**TASK GOAL:** Examine the entries and show every line in which the word "made" is found.

**DATA LINES:**
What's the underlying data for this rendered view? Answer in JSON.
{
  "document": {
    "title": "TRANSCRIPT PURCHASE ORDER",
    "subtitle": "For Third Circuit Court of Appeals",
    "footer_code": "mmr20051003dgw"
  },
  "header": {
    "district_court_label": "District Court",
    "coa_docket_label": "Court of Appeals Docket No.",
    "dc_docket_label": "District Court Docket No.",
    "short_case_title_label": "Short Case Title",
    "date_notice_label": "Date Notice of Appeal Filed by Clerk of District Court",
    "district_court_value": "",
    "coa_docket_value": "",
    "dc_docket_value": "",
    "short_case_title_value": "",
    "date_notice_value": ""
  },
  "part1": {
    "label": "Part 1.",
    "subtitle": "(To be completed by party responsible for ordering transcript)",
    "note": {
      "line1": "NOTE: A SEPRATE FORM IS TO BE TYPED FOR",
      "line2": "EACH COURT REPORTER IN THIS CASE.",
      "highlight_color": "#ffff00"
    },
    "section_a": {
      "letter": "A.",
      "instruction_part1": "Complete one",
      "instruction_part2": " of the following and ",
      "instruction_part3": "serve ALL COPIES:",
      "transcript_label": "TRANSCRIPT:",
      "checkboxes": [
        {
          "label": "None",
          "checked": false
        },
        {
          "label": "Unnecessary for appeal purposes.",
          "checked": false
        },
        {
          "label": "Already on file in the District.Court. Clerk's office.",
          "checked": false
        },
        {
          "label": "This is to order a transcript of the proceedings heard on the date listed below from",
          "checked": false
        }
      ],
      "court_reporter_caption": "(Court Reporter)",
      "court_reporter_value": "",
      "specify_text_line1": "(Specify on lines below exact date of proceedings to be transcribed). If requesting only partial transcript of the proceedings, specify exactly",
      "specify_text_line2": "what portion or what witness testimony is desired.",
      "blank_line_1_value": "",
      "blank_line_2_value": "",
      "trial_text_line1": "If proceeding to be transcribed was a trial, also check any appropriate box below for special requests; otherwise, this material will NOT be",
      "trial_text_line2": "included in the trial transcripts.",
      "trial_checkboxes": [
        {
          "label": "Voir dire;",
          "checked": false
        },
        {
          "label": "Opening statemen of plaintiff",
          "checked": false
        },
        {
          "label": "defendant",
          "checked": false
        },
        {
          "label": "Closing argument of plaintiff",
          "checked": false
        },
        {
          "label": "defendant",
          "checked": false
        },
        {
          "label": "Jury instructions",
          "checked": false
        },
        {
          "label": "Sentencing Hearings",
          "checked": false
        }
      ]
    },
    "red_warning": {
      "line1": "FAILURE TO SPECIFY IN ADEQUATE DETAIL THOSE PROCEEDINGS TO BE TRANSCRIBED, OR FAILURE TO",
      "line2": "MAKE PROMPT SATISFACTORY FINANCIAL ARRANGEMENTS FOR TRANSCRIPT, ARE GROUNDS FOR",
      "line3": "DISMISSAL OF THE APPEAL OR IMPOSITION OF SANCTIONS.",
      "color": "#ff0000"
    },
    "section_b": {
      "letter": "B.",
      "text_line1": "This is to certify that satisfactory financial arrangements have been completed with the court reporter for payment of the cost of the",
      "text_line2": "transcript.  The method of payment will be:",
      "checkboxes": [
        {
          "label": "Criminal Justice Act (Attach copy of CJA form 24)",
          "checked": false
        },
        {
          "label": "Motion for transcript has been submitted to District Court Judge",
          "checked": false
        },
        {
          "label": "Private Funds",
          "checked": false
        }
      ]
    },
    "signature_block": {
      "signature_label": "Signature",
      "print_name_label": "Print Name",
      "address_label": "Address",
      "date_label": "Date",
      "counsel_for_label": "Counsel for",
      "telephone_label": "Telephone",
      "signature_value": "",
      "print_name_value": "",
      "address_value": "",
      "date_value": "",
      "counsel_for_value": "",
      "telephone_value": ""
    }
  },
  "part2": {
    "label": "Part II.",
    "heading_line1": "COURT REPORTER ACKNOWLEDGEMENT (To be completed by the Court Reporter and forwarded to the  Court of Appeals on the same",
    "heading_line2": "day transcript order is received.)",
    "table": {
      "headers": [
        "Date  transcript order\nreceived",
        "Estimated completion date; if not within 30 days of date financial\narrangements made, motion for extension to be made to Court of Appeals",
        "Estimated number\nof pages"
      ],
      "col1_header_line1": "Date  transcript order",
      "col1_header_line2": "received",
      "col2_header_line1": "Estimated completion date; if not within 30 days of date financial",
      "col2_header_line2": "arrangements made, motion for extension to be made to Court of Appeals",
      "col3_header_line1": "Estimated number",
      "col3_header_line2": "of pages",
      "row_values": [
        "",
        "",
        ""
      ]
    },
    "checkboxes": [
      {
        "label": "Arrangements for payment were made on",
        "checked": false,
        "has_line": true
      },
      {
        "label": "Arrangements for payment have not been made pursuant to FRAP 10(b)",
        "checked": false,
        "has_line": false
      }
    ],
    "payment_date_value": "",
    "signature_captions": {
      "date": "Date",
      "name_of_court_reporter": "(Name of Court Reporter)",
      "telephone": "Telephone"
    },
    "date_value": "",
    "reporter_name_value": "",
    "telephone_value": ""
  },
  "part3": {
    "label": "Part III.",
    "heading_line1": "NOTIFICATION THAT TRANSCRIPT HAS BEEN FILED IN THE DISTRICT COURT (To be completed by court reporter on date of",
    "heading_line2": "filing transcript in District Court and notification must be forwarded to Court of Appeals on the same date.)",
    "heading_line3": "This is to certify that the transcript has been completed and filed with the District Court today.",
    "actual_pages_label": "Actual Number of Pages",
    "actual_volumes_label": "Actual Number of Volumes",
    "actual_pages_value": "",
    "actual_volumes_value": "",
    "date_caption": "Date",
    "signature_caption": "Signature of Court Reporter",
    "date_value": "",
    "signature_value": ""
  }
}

**SOLUTION TO THE EXERCISE:**
        "Estimated completion date; if not within 30 days of date financial\narrangements made, motion for extension to be made to Court of Appeals",
      "col2_header_line2": "arrangements made, motion for extension to be made to Court of Appeals",
        "label": "Arrangements for payment were made on",
        "label": "Arrangements for payment have not been made pursuant to FRAP 10(b)",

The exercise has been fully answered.